Raw records ->
****************

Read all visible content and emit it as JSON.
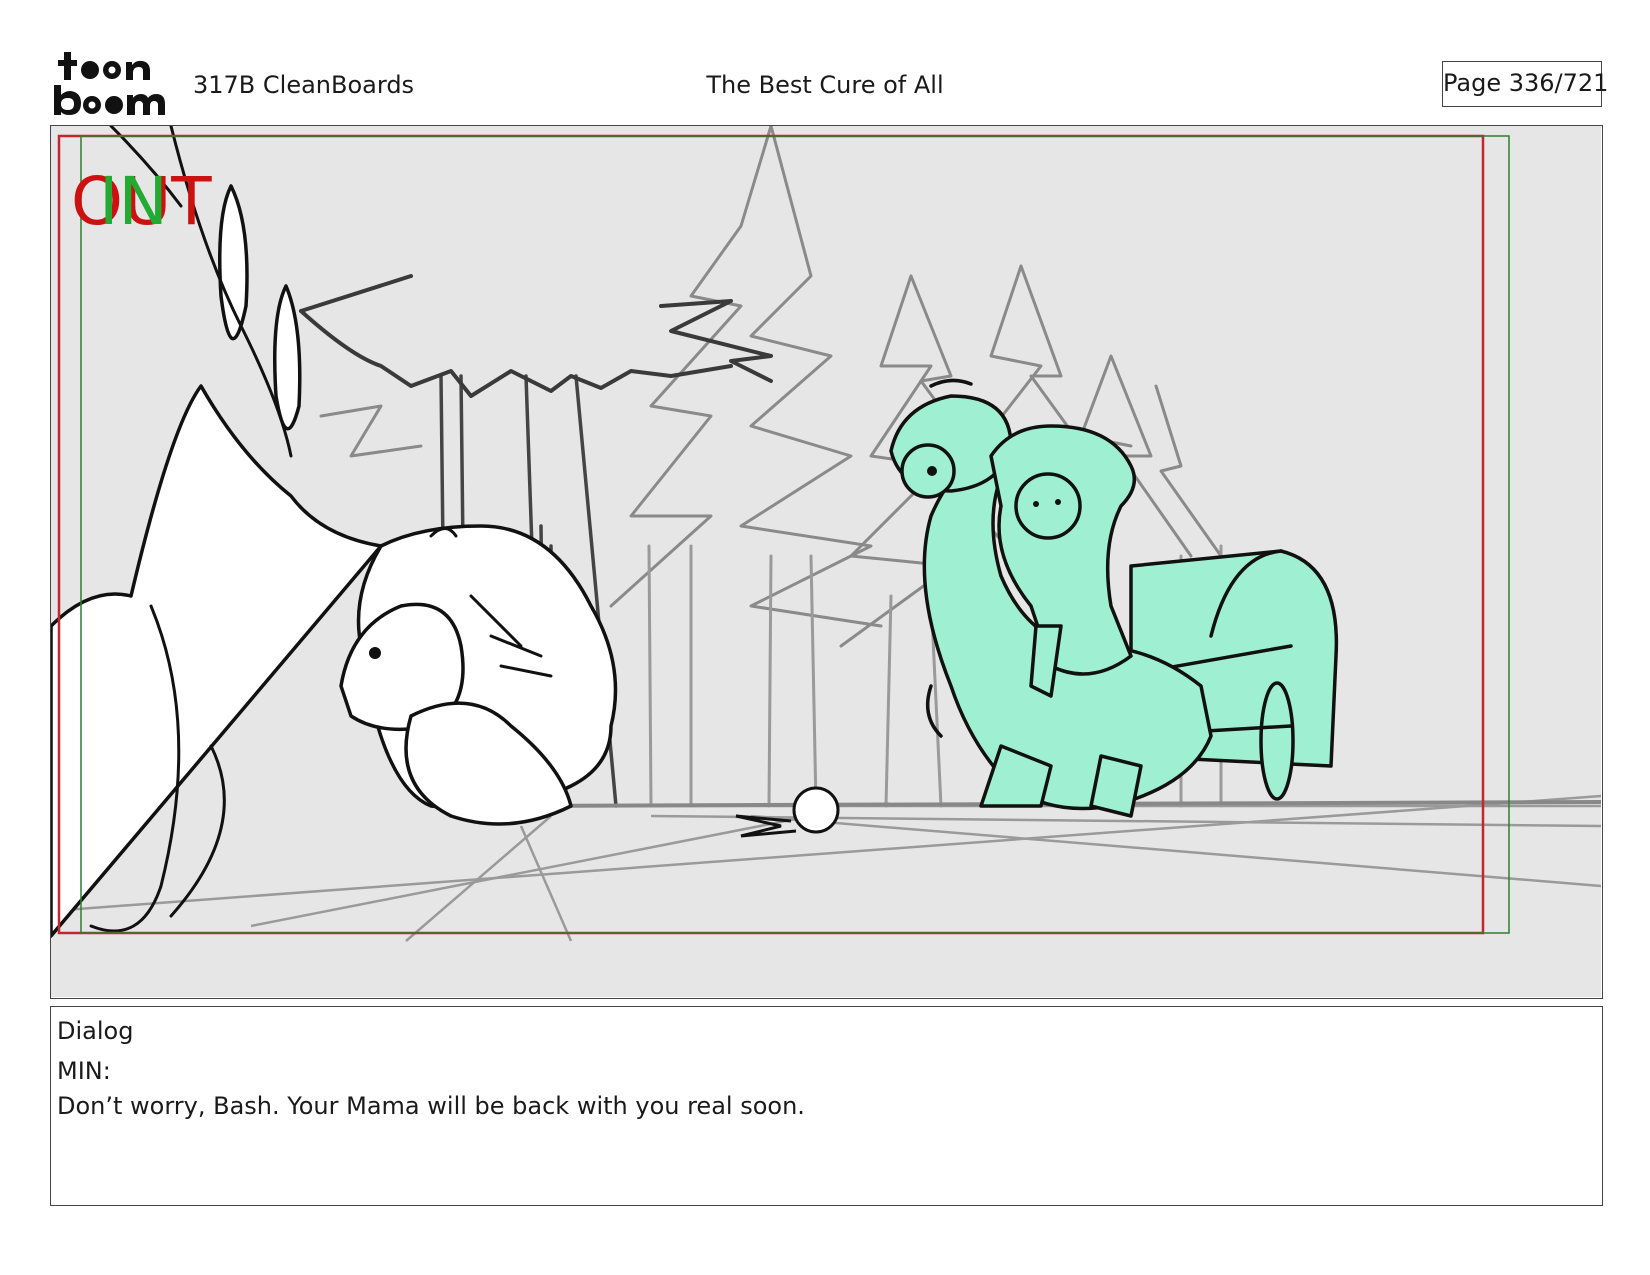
{
  "header": {
    "logo_text": "toon boom",
    "scene": "317B  CleanBoards",
    "title": "The Best Cure of All",
    "page": "Page 336/721"
  },
  "panel": {
    "out_marker": "OUT",
    "in_marker": "IN",
    "colors": {
      "background": "#e6e6e6",
      "safe_frame": "#c1272d",
      "title_frame": "#2e7d32",
      "character_fill": "#9ff0d3",
      "in_marker": "#22aa33",
      "out_marker": "#cc1111"
    }
  },
  "dialog": {
    "label": "Dialog",
    "speaker": "MIN:",
    "line": "Don’t worry, Bash. Your Mama will be back with you real soon."
  }
}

****************

Return the listing above word for word, with the pictures removed.

Read all visible content and emit it as JSON.
{
  "header": {
    "logo_text": "toon boom",
    "scene": "317B  CleanBoards",
    "title": "The Best Cure of All",
    "page": "Page 336/721"
  },
  "panel": {
    "out_marker": "OUT",
    "in_marker": "IN",
    "colors": {
      "background": "#e6e6e6",
      "safe_frame": "#c1272d",
      "title_frame": "#2e7d32",
      "character_fill": "#9ff0d3",
      "in_marker": "#22aa33",
      "out_marker": "#cc1111"
    }
  },
  "dialog": {
    "label": "Dialog",
    "speaker": "MIN:",
    "line": "Don’t worry, Bash. Your Mama will be back with you real soon."
  }
}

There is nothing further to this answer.